Instructions to follow
Write out the full set of records below exactly.

Saved entries
☆ ☆ ☆ ☆ ☆

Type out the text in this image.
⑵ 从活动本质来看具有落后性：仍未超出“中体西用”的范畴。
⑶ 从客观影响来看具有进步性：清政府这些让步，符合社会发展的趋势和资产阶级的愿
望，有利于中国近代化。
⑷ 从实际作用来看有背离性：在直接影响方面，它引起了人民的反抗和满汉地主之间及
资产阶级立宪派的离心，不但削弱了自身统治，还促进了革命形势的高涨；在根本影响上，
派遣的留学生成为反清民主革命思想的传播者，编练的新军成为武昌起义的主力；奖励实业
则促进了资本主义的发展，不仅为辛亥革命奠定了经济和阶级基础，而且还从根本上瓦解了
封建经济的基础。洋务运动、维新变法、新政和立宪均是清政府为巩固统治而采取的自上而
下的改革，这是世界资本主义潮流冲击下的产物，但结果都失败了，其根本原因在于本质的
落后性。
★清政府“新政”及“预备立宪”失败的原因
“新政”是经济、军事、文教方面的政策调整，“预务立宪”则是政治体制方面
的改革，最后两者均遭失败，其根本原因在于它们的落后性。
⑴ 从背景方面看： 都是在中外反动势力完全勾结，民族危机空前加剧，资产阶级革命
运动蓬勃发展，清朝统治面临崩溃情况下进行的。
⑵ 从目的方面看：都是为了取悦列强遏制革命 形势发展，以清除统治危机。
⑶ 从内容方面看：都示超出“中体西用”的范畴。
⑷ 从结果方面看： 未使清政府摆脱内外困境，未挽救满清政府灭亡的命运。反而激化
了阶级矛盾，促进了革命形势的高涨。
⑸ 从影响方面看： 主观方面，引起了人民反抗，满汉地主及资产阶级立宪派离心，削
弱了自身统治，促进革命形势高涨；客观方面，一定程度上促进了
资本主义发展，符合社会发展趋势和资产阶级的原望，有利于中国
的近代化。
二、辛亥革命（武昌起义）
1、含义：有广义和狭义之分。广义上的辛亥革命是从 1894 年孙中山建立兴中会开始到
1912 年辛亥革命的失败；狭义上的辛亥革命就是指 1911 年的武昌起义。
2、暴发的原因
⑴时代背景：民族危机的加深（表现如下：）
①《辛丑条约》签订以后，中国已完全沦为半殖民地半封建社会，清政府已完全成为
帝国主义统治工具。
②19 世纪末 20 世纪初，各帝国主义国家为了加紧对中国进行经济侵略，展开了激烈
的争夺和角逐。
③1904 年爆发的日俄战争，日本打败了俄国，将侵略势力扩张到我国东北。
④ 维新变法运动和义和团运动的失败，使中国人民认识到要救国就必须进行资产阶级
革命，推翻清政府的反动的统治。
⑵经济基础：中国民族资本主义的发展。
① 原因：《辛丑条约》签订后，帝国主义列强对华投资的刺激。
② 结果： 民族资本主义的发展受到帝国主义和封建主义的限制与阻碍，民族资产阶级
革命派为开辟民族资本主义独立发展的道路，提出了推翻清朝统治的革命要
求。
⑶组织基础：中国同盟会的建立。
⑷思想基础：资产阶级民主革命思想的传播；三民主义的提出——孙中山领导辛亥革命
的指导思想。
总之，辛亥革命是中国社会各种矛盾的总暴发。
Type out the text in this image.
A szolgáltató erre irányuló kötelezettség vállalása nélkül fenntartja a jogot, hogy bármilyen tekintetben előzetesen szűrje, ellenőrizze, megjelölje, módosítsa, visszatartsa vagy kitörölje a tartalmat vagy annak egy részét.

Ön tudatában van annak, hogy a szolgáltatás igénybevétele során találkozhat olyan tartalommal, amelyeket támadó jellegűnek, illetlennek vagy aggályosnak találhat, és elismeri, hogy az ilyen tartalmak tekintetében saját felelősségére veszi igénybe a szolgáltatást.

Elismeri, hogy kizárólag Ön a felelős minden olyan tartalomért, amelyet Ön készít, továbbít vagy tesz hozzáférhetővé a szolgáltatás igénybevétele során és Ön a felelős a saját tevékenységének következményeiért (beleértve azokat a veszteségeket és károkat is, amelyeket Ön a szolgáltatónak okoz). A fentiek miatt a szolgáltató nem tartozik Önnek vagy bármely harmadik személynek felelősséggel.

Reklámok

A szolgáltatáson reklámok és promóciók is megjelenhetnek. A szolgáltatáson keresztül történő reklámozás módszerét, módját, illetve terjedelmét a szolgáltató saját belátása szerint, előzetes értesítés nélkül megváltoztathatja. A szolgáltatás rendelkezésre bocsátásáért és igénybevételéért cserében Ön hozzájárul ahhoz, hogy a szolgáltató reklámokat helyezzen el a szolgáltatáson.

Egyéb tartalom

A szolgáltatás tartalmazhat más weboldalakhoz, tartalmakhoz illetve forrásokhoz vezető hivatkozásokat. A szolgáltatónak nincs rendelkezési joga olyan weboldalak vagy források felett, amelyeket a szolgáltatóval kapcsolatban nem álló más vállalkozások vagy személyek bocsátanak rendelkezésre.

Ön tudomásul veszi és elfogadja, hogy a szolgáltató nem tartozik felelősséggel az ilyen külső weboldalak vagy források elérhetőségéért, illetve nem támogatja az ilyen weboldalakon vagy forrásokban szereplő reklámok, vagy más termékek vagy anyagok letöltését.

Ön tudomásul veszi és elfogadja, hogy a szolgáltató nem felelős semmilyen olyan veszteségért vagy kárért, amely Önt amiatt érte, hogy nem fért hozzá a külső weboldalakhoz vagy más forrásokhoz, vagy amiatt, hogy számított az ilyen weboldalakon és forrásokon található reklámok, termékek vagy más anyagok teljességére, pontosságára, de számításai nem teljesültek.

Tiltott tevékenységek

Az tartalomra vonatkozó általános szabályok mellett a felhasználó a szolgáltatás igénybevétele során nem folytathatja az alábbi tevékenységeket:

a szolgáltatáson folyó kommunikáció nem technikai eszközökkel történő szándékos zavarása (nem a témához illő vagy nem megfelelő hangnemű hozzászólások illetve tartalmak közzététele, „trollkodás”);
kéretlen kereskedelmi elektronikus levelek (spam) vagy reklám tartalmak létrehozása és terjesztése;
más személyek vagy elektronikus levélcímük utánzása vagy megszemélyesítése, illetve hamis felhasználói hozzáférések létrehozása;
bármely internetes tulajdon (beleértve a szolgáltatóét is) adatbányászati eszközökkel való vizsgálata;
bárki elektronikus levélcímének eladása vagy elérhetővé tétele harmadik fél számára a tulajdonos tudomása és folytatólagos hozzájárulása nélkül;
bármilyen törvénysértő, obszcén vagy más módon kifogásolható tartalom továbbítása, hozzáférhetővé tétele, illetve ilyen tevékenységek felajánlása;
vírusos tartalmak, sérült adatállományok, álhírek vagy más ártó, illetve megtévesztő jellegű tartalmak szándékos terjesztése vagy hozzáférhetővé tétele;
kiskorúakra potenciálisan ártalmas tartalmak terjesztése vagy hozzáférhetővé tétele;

☆ ☆ ☆ ☆ ☆

Solution
Type out the text in this image.
⑵ 从活动本质来看具有落后性：仍未超出“中体西用”的范畴。
⑶ 从客观影响来看具有进步性：清政府这些让步，符合社会发展的趋势和资产阶级的愿
望，有利于中国近代化。
⑷ 从实际作用来看有背离性：在直接影响方面，它引起了人民的反抗和满汉地主之间及
资产阶级立宪派的离心，不但削弱了自身统治，还促进了革命形势的高涨；在根本影响上，
派遣的留学生成为反清民主革命思想的传播者，编练的新军成为武昌起义的主力；奖励实业
则促进了资本主义的发展，不仅为辛亥革命奠定了经济和阶级基础，而且还从根本上瓦解了
封建经济的基础。洋务运动、维新变法、新政和立宪均是清政府为巩固统治而采取的自上而
下的改革，这是世界资本主义潮流冲击下的产物，但结果都失败了，其根本原因在于本质的
落后性。
★清政府“新政”及“预备立宪”失败的原因
“新政”是经济、军事、文教方面的政策调整，“预务立宪”则是政治体制方面
的改革，最后两者均遭失败，其根本原因在于它们的落后性。
⑴ 从背景方面看： 都是在中外反动势力完全勾结，民族危机空前加剧，资产阶级革命
运动蓬勃发展，清朝统治面临崩溃情况下进行的。
⑵ 从目的方面看：都是为了取悦列强遏制革命 形势发展，以清除统治危机。
⑶ 从内容方面看：都示超出“中体西用”的范畴。
⑷ 从结果方面看： 未使清政府摆脱内外困境，未挽救满清政府灭亡的命运。反而激化
了阶级矛盾，促进了革命形势的高涨。
⑸ 从影响方面看： 主观方面，引起了人民反抗，满汉地主及资产阶级立宪派离心，削
弱了自身统治，促进革命形势高涨；客观方面，一定程度上促进了
资本主义发展，符合社会发展趋势和资产阶级的原望，有利于中国
的近代化。
二、辛亥革命（武昌起义）
1、含义：有广义和狭义之分。广义上的辛亥革命是从 1894 年孙中山建立兴中会开始到
1912 年辛亥革命的失败；狭义上的辛亥革命就是指 1911 年的武昌起义。
2、暴发的原因
⑴时代背景：民族危机的加深（表现如下：）
①《辛丑条约》签订以后，中国已完全沦为半殖民地半封建社会，清政府已完全成为
帝国主义统治工具。
②19 世纪末 20 世纪初，各帝国主义国家为了加紧对中国进行经济侵略，展开了激烈
的争夺和角逐。
③1904 年爆发的日俄战争，日本打败了俄国，将侵略势力扩张到我国东北。
④ 维新变法运动和义和团运动的失败，使中国人民认识到要救国就必须进行资产阶级
革命，推翻清政府的反动的统治。
⑵经济基础：中国民族资本主义的发展。
① 原因：《辛丑条约》签订后，帝国主义列强对华投资的刺激。
② 结果： 民族资本主义的发展受到帝国主义和封建主义的限制与阻碍，民族资产阶级
革命派为开辟民族资本主义独立发展的道路，提出了推翻清朝统治的革命要
求。
⑶组织基础：中国同盟会的建立。
⑷思想基础：资产阶级民主革命思想的传播；三民主义的提出——孙中山领导辛亥革命
的指导思想。
总之，辛亥革命是中国社会各种矛盾的总暴发。
Type out the text in this image.
A szolgáltató erre irányuló kötelezettség vállalása nélkül fenntartja a jogot, hogy bármilyen tekintetben előzetesen szűrje, ellenőrizze, megjelölje, módosítsa, visszatartsa vagy kitörölje a tartalmat vagy annak egy részét.

Ön tudatában van annak, hogy a szolgáltatás igénybevétele során találkozhat olyan tartalommal, amelyeket támadó jellegűnek, illetlennek vagy aggályosnak találhat, és elismeri, hogy az ilyen tartalmak tekintetében saját felelősségére veszi igénybe a szolgáltatást.

Elismeri, hogy kizárólag Ön a felelős minden olyan tartalomért, amelyet Ön készít, továbbít vagy tesz hozzáférhetővé a szolgáltatás igénybevétele során és Ön a felelős a saját tevékenységének következményeiért (beleértve azokat a veszteségeket és károkat is, amelyeket Ön a szolgáltatónak okoz). A fentiek miatt a szolgáltató nem tartozik Önnek vagy bármely harmadik személynek felelősséggel.

Reklámok

A szolgáltatáson reklámok és promóciók is megjelenhetnek. A szolgáltatáson keresztül történő reklámozás módszerét, módját, illetve terjedelmét a szolgáltató saját belátása szerint, előzetes értesítés nélkül megváltoztathatja. A szolgáltatás rendelkezésre bocsátásáért és igénybevételéért cserében Ön hozzájárul ahhoz, hogy a szolgáltató reklámokat helyezzen el a szolgáltatáson.

Egyéb tartalom

A szolgáltatás tartalmazhat más weboldalakhoz, tartalmakhoz illetve forrásokhoz vezető hivatkozásokat. A szolgáltatónak nincs rendelkezési joga olyan weboldalak vagy források felett, amelyeket a szolgáltatóval kapcsolatban nem álló más vállalkozások vagy személyek bocsátanak rendelkezésre.

Ön tudomásul veszi és elfogadja, hogy a szolgáltató nem tartozik felelősséggel az ilyen külső weboldalak vagy források elérhetőségéért, illetve nem támogatja az ilyen weboldalakon vagy forrásokban szereplő reklámok, vagy más termékek vagy anyagok letöltését.

Ön tudomásul veszi és elfogadja, hogy a szolgáltató nem felelős semmilyen olyan veszteségért vagy kárért, amely Önt amiatt érte, hogy nem fért hozzá a külső weboldalakhoz vagy más forrásokhoz, vagy amiatt, hogy számított az ilyen weboldalakon és forrásokon található reklámok, termékek vagy más anyagok teljességére, pontosságára, de számításai nem teljesültek.

Tiltott tevékenységek

Az tartalomra vonatkozó általános szabályok mellett a felhasználó a szolgáltatás igénybevétele során nem folytathatja az alábbi tevékenységeket:

a szolgáltatáson folyó kommunikáció nem technikai eszközökkel történő szándékos zavarása (nem a témához illő vagy nem megfelelő hangnemű hozzászólások illetve tartalmak közzététele, „trollkodás”);
kéretlen kereskedelmi elektronikus levelek (spam) vagy reklám tartalmak létrehozása és terjesztése;
más személyek vagy elektronikus levélcímük utánzása vagy megszemélyesítése, illetve hamis felhasználói hozzáférések létrehozása;
bármely internetes tulajdon (beleértve a szolgáltatóét is) adatbányászati eszközökkel való vizsgálata;
bárki elektronikus levélcímének eladása vagy elérhetővé tétele harmadik fél számára a tulajdonos tudomása és folytatólagos hozzájárulása nélkül;
bármilyen törvénysértő, obszcén vagy más módon kifogásolható tartalom továbbítása, hozzáférhetővé tétele, illetve ilyen tevékenységek felajánlása;
vírusos tartalmak, sérült adatállományok, álhírek vagy más ártó, illetve megtévesztő jellegű tartalmak szándékos terjesztése vagy hozzáférhetővé tétele;
kiskorúakra potenciálisan ártalmas tartalmak terjesztése vagy hozzáférhetővé tétele;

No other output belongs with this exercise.